Как перевести на английский язык предложение из отрывка о Соколове-Микитове: «Национальное, «наше» было для Соколова-Микитова очень драгоценным качеством в искусстве.»?

Выбранный отрывок
________________

Внимание писателей к природе обусловлено еще и тем, что природа в русском бытии имеет свои особые приметы, свойственные народной жизни. Неслучайно в нашем фольклоре много растительной и животной символики: вырабатывалась она веками и во многом может служить приметами родины.
Такое восприятие природы отличает и Соколова-Микитова. «Тонкие писания Аксакова вряд ли глубоко поймет, почувствует и оценит даже очень внимательный и чуткий читатель, родившийся и выросший вне России. В этом Аксаков похож на Гоголя, писателя тоже непереводимого. Гоголь и Аксаков были в высшей степени национальными русскими писателями, казалось бы, с различными творческими путями. Общее их свойство – глубокая национальность – сближало столь не похожих внешне писателей, которые глубоко понимали и душевно любили друг друга».
Национальное, «наше» было для Соколова-Микитова очень драгоценным качеством в искусстве. Недаром он приводит и слова Бунина о Пушкине: «Да, он писал все только “наше”, для нас и с нашими чувствами…». Это «наше» и «с нашими чувствами» в полной мере относится и к Аксакову, и к Гоголю, и к Л. Толстому. Непереводим в значительной мере и сам Соколов-Микитов, ибо его затаенный пафос едва ли может быть понят во всей глубине. Непереводимость эта кроется отчасти и в корневой стихии народного языка, но здесь преграда все же меньшая. Основное же национальное свойство его творчества в самом мировосприятии, суть которого в чувстве слиянности с русской природой и неотторжимости от народной жизни, от русского крестьянского лада с его священным отношением к хлебу, к земле, к матери-природе.

________________

Исходные данные
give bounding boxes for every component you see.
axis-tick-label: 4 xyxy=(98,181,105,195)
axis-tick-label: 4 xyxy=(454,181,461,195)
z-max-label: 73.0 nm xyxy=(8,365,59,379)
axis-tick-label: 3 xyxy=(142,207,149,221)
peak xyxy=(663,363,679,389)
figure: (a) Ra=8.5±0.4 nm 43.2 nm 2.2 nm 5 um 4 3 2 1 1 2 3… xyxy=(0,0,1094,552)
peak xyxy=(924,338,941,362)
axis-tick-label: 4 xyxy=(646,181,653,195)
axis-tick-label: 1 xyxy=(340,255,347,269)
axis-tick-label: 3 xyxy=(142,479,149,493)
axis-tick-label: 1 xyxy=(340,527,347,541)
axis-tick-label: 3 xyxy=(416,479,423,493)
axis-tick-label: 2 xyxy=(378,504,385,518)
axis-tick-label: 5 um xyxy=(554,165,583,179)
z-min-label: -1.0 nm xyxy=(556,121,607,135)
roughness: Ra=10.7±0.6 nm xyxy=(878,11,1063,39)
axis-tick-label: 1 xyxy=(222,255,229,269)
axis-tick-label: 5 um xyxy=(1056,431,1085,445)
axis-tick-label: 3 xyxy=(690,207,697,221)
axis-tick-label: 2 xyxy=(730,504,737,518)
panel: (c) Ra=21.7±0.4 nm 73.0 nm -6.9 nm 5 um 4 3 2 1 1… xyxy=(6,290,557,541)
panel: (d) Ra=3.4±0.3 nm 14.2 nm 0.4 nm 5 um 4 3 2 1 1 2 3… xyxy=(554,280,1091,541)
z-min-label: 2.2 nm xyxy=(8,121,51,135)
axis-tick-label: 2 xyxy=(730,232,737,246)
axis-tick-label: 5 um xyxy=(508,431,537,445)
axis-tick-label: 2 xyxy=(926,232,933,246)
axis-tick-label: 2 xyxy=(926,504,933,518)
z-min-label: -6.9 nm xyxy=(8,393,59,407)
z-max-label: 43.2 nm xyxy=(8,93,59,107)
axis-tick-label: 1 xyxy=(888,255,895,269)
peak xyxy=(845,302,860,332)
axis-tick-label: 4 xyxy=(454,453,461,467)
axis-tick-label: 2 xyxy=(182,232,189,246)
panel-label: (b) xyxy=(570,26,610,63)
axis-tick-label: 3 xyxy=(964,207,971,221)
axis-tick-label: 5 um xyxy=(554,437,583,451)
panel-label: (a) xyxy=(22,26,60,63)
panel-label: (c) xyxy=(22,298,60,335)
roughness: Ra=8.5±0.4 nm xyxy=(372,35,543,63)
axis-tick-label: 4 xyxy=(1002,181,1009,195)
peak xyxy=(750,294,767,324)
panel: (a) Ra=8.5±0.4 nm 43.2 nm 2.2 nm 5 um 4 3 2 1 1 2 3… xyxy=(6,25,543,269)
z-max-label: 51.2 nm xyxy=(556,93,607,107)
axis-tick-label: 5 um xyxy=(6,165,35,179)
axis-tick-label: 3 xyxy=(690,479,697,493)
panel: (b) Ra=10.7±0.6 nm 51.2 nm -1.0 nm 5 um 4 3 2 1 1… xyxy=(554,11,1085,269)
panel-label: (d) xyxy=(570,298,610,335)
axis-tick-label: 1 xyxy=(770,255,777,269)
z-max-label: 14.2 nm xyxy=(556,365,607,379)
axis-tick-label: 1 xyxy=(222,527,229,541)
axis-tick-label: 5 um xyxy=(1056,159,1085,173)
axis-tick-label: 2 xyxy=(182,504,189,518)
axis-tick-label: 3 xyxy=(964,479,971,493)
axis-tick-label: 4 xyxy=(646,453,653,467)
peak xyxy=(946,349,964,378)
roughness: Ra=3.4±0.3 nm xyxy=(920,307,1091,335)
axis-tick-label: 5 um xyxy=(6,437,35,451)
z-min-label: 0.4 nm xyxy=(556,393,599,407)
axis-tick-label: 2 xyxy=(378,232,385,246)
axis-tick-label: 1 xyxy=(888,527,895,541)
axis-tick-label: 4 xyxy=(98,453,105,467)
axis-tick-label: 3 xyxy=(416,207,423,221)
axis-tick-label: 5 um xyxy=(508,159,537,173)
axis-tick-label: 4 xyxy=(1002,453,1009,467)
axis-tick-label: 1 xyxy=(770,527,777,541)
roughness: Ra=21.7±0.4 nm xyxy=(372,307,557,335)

________________

Результат
For Sokolov-Mikitov, the national, what is "ours," was a very precious quality in art.